→ **Extrait**
C'est-à-dire que vous souhaitez, si la droite revient au pouvoir, que la question corse soit traitée sur un plan tout à fait différent, une base tout à fait nouvelle ?
- "Absolument, je ne crois pas du tout que ce soit en négociant avec la minorité ultra minoritaire indépendantiste qu'on trouvera la réponse."
Ce sont des élus, pourtant.
- "Oui, mais ils sont ultra minoritaires. Si on veut appliquer à la Corse une nouvelle solution, il faut commencer, au point où l'on en est, à rendre la parole aux Corses d'une façon ou d'une autre. Vous savez qu'il y a des débats juridiques sur les modalités, soit qu'on renvoie l'Assemblée corse devant les électeurs, soit qu'après une modification de la constitution, on procède à un référendum, mais il faut que les Corses, une bonne fois pour toutes, nous disent ce qu'ils veulent."

→ **Énoncé a**
Reprenez les enregistrements depuis le début jusqu'à la ligne qui contient "373, 190, 394]" incluse, en remplaçant "x-tick-label" par "x-axis-label" et sans rien changer d'autre.

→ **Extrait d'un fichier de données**

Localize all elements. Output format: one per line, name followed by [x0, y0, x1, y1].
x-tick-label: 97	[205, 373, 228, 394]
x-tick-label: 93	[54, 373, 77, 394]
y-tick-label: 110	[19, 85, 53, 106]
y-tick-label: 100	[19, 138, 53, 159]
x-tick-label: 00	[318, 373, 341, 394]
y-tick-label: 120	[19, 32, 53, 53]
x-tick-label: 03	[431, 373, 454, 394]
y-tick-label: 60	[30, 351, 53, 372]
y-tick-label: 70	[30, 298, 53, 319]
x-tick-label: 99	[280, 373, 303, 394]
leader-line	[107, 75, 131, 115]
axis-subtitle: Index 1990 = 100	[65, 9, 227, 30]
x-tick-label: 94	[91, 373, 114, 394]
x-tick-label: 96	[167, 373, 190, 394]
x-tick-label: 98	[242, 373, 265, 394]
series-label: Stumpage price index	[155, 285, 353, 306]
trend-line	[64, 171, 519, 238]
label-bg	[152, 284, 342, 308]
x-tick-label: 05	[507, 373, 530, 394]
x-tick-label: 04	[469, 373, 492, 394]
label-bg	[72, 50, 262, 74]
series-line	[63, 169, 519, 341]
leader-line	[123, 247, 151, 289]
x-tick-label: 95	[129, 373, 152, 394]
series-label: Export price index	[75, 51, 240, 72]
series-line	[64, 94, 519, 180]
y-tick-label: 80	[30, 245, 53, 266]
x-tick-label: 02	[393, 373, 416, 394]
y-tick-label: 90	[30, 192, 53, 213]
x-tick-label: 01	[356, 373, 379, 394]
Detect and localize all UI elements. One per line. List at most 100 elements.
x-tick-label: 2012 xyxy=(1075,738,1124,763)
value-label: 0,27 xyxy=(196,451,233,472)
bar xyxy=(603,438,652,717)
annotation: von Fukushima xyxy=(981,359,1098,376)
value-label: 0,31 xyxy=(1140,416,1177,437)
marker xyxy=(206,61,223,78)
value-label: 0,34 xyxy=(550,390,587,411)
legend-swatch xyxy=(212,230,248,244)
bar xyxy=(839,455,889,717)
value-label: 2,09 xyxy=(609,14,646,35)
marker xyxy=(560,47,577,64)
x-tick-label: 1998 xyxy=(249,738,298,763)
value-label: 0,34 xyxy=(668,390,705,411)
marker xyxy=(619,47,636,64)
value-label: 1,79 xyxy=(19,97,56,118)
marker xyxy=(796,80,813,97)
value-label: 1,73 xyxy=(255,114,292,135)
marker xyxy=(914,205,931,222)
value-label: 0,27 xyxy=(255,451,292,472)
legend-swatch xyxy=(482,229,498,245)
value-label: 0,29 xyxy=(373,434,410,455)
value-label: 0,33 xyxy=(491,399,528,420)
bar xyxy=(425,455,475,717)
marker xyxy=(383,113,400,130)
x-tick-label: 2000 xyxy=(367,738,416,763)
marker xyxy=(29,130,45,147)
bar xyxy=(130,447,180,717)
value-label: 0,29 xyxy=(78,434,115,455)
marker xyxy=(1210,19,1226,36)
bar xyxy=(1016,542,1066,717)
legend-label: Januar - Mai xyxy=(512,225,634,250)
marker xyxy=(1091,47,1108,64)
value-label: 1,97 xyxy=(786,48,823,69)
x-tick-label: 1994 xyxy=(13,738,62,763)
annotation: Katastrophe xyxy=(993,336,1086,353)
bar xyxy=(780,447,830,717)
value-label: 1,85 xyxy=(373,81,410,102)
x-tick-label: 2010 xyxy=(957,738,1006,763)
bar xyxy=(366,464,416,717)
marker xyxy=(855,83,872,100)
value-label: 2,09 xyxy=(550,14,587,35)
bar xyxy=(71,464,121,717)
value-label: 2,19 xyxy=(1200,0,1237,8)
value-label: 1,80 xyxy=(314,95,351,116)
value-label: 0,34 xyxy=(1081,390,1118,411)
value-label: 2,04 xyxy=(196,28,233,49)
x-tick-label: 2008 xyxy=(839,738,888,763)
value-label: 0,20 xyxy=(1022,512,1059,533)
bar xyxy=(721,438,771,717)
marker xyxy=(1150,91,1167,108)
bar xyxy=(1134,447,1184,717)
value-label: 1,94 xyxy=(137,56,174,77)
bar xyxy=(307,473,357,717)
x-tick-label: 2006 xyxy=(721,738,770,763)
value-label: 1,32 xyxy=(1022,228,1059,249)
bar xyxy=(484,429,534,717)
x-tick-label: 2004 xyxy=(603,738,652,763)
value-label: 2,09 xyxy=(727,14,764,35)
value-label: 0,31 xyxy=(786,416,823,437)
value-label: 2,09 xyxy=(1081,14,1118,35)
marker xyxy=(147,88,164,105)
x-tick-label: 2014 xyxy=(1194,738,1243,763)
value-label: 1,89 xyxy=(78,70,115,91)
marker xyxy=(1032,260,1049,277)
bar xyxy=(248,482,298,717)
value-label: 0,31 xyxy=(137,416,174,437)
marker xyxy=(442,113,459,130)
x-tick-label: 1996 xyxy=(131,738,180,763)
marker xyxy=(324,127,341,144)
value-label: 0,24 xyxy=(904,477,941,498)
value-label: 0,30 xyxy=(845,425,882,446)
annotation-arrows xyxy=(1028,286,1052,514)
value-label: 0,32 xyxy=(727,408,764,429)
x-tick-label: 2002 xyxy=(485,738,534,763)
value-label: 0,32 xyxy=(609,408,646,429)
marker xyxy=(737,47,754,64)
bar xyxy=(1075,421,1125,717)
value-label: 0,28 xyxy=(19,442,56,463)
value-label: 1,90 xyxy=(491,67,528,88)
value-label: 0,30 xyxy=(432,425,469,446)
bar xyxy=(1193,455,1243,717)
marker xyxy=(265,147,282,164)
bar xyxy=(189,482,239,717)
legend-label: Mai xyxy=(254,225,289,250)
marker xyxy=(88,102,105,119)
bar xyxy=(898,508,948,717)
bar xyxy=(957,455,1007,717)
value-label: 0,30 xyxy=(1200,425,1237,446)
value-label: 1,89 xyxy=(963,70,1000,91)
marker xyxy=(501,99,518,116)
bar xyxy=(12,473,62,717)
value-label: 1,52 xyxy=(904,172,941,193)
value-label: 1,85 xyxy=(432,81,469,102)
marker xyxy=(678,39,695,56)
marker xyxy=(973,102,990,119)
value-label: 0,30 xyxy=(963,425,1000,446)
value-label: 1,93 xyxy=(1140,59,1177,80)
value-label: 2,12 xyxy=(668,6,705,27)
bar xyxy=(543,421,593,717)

→ **Énoncé b**
Recopiez tel quel le passage de l'entretien sur la Corse qui commence aux mots "C'est-à-dire que vous" et s'arrête après "des élus, pourtant.".

→ **Réponse rédigée a**
Localize all elements. Output format: one per line, name followed by [x0, y0, x1, y1].
x-axis-label: 97	[205, 373, 228, 394]
x-axis-label: 93	[54, 373, 77, 394]
y-tick-label: 110	[19, 85, 53, 106]
y-tick-label: 100	[19, 138, 53, 159]
x-axis-label: 00	[318, 373, 341, 394]
y-tick-label: 120	[19, 32, 53, 53]
x-axis-label: 03	[431, 373, 454, 394]
y-tick-label: 60	[30, 351, 53, 372]
y-tick-label: 70	[30, 298, 53, 319]
x-axis-label: 99	[280, 373, 303, 394]
leader-line	[107, 75, 131, 115]
axis-subtitle: Index 1990 = 100	[65, 9, 227, 30]
x-axis-label: 94	[91, 373, 114, 394]
x-axis-label: 96	[167, 373, 190, 394]

→ **Réponse rédigée b**
C'est-à-dire que vous souhaitez, si la droite revient au pouvoir, que la question corse soit traitée sur un plan tout à fait différent, une base tout à fait nouvelle ?
- "Absolument, je ne crois pas du tout que ce soit en négociant avec la minorité ultra minoritaire indépendantiste qu'on trouvera la réponse."
Ce sont des élus, pourtant.